▶ [Exercise requirements] State how many lines of the entries hold the string "mean", and output nothing but that count.

┏━━

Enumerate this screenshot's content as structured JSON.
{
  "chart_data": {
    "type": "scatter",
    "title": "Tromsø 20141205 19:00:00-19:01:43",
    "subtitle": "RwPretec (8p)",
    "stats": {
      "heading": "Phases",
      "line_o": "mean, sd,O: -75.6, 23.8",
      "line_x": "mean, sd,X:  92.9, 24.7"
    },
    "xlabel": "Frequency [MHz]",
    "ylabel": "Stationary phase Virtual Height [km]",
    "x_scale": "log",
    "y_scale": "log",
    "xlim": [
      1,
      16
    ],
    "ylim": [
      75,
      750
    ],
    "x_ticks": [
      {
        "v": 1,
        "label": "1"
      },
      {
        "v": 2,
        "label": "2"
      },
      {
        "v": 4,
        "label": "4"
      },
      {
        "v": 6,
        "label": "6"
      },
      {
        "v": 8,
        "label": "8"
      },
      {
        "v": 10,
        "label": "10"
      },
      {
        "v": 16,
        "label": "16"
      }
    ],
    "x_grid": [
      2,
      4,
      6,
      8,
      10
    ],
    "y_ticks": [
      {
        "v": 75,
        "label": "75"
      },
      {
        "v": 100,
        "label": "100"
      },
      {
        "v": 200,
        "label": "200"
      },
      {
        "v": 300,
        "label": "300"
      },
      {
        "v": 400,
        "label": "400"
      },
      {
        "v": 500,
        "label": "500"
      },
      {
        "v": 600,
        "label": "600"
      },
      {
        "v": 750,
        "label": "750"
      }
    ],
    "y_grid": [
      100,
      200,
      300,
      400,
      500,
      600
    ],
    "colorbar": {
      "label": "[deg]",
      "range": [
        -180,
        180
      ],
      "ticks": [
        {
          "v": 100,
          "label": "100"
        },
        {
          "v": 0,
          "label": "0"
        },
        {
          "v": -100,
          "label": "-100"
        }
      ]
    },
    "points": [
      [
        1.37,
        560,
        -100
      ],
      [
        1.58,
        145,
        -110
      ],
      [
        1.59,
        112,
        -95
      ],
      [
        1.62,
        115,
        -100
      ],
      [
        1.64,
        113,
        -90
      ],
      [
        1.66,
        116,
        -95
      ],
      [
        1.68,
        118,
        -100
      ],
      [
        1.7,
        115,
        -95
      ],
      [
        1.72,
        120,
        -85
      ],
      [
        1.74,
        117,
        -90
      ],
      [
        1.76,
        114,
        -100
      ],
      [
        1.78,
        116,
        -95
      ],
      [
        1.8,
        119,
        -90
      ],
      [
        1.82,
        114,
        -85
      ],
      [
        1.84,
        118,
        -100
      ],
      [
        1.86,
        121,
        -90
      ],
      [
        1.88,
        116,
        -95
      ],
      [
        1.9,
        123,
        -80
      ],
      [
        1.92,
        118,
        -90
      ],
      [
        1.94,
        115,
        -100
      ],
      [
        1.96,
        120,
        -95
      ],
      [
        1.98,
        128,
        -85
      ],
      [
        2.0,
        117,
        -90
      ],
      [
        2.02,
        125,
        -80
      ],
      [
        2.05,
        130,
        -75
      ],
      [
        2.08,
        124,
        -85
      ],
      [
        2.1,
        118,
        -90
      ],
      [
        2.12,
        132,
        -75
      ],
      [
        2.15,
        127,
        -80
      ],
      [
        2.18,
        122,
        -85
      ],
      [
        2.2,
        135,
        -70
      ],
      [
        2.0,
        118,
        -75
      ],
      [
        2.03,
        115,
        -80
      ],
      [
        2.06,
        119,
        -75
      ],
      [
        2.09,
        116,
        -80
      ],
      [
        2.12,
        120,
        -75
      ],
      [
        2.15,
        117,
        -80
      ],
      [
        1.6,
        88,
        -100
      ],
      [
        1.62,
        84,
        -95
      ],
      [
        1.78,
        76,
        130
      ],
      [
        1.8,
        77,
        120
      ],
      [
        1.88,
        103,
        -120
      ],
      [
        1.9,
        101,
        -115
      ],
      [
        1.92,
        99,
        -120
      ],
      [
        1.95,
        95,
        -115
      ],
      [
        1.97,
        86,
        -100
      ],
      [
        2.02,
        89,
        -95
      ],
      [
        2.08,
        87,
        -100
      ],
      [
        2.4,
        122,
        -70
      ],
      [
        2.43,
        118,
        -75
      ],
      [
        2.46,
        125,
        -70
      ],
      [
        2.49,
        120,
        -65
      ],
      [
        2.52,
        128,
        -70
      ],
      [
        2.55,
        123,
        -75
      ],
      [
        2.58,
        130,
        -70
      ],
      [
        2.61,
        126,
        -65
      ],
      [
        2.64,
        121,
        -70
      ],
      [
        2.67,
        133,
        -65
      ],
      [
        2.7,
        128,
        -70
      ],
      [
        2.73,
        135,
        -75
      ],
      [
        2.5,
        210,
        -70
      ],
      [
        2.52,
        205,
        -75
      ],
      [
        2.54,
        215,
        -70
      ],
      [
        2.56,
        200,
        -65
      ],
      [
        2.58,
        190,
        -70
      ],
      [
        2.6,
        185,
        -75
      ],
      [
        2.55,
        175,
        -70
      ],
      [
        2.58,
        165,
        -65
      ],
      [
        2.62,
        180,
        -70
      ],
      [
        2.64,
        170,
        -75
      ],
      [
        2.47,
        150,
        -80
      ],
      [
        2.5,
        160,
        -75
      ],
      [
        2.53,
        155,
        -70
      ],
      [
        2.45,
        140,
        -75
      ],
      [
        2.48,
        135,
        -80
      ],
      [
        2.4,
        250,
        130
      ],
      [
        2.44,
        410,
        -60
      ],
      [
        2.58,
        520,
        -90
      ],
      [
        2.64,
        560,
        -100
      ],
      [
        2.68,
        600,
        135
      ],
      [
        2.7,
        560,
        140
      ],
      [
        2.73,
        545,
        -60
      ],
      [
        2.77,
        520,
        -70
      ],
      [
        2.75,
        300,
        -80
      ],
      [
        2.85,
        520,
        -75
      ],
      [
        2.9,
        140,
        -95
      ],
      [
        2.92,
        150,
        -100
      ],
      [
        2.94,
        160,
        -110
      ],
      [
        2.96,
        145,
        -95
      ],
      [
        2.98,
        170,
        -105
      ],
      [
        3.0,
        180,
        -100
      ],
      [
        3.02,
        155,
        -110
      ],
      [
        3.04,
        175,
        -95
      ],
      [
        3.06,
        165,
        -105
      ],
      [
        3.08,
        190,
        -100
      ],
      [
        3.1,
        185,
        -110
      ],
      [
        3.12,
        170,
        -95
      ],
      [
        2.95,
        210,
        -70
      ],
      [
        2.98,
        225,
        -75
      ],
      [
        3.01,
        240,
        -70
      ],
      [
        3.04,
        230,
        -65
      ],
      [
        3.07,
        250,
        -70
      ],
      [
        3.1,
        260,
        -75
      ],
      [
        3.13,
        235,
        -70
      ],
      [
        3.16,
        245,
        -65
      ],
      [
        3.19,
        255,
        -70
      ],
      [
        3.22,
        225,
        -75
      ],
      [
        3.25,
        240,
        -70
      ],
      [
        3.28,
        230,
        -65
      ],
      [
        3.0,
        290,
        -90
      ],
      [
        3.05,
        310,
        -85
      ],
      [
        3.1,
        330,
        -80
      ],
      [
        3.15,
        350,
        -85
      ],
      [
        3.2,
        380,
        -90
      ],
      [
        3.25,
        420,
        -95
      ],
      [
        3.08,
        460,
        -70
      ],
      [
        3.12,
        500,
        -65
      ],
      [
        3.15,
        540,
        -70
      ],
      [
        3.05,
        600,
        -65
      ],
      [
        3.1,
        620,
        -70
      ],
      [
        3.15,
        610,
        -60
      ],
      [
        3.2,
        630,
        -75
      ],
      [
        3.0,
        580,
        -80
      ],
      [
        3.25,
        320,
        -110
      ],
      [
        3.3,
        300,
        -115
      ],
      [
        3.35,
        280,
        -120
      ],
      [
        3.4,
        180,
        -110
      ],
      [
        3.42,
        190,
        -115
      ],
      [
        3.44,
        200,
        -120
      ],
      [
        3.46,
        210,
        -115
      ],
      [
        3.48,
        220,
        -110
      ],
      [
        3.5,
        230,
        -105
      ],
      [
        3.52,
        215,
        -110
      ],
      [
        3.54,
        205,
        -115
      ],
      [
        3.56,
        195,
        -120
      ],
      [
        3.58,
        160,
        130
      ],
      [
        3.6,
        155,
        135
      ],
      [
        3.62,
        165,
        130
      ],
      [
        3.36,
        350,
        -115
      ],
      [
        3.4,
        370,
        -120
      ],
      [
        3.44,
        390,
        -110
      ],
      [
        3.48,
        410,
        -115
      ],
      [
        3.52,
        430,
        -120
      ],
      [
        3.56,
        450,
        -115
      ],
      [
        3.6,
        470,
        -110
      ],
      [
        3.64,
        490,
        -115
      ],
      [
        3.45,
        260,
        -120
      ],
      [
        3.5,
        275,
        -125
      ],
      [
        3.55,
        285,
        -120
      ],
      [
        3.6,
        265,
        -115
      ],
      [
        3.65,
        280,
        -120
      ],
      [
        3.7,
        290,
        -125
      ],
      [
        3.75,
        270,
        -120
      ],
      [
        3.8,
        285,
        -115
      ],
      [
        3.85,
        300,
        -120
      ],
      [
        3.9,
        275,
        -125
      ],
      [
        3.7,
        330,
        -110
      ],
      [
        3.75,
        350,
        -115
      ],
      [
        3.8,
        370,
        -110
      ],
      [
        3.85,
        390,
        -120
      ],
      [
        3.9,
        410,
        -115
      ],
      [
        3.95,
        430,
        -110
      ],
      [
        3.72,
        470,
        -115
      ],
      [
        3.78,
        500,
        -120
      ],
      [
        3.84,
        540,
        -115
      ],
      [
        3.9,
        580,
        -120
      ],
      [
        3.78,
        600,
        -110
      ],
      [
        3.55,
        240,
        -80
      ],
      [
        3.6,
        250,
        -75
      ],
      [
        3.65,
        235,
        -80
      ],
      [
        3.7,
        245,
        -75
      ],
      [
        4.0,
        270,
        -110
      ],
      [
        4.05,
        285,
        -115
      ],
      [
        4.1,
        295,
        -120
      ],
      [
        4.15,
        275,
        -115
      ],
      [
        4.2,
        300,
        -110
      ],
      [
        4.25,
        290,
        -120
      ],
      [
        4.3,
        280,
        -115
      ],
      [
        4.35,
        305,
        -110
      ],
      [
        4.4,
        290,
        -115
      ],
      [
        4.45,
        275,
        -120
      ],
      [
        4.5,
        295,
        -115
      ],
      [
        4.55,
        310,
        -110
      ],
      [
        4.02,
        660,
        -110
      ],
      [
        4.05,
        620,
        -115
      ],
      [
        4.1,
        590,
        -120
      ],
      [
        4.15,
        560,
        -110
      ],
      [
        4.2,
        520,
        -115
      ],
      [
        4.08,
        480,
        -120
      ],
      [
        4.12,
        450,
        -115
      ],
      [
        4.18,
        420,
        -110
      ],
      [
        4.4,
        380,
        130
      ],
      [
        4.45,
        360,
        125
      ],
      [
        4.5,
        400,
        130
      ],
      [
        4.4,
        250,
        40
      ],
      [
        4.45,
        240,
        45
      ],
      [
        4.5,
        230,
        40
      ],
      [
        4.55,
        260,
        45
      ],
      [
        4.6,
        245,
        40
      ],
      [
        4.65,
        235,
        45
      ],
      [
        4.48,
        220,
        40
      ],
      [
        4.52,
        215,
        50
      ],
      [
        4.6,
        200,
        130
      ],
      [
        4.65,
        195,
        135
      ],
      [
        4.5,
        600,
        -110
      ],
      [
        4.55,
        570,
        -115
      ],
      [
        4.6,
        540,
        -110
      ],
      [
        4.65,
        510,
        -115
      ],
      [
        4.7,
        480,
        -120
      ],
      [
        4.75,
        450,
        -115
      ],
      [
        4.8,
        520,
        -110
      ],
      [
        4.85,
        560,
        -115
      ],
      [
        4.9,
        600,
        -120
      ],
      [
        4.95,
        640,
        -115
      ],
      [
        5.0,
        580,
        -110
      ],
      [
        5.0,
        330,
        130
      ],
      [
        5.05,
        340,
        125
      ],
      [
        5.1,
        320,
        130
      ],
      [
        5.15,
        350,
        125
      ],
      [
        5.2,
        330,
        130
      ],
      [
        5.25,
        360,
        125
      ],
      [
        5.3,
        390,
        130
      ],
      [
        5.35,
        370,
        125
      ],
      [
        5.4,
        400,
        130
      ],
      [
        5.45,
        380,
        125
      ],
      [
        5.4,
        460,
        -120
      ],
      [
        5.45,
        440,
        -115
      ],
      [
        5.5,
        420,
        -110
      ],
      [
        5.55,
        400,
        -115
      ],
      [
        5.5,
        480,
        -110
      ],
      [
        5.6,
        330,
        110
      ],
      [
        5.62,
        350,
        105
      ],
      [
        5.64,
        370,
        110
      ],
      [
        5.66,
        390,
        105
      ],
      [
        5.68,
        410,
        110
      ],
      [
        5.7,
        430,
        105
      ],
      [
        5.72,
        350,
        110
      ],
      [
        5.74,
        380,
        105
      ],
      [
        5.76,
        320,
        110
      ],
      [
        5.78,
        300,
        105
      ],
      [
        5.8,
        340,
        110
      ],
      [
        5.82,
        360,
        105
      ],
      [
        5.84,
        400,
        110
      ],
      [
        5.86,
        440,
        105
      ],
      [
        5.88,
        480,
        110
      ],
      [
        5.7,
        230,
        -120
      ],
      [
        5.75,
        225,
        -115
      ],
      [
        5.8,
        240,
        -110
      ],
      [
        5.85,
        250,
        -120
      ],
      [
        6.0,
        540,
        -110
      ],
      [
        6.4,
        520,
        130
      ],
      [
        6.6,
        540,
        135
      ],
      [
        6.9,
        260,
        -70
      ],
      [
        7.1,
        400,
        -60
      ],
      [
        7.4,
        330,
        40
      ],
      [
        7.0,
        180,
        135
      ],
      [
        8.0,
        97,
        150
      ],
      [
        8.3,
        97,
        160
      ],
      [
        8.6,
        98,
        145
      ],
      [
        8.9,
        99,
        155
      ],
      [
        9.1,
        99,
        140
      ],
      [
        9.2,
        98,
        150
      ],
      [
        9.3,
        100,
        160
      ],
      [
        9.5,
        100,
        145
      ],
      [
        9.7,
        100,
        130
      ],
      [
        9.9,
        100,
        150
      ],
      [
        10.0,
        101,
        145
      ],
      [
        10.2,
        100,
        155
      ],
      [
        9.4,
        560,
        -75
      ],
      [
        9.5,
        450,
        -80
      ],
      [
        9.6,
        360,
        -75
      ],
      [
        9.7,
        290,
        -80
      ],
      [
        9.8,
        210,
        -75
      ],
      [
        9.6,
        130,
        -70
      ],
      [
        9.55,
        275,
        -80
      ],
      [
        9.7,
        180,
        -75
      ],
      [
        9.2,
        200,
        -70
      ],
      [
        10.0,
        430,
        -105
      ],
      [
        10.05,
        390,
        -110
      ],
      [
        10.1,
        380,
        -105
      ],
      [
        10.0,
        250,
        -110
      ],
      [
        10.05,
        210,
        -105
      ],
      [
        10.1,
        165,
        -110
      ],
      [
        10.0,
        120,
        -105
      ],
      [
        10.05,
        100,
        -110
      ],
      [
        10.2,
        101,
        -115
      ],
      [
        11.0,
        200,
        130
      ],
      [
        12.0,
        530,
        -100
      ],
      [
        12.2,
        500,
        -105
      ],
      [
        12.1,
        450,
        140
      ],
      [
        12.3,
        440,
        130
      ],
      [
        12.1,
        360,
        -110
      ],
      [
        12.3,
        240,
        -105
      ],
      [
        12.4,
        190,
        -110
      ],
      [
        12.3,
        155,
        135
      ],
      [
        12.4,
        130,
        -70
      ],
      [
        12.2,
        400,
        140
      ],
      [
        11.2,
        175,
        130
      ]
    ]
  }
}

┗━━

▶ [Worked solution] 2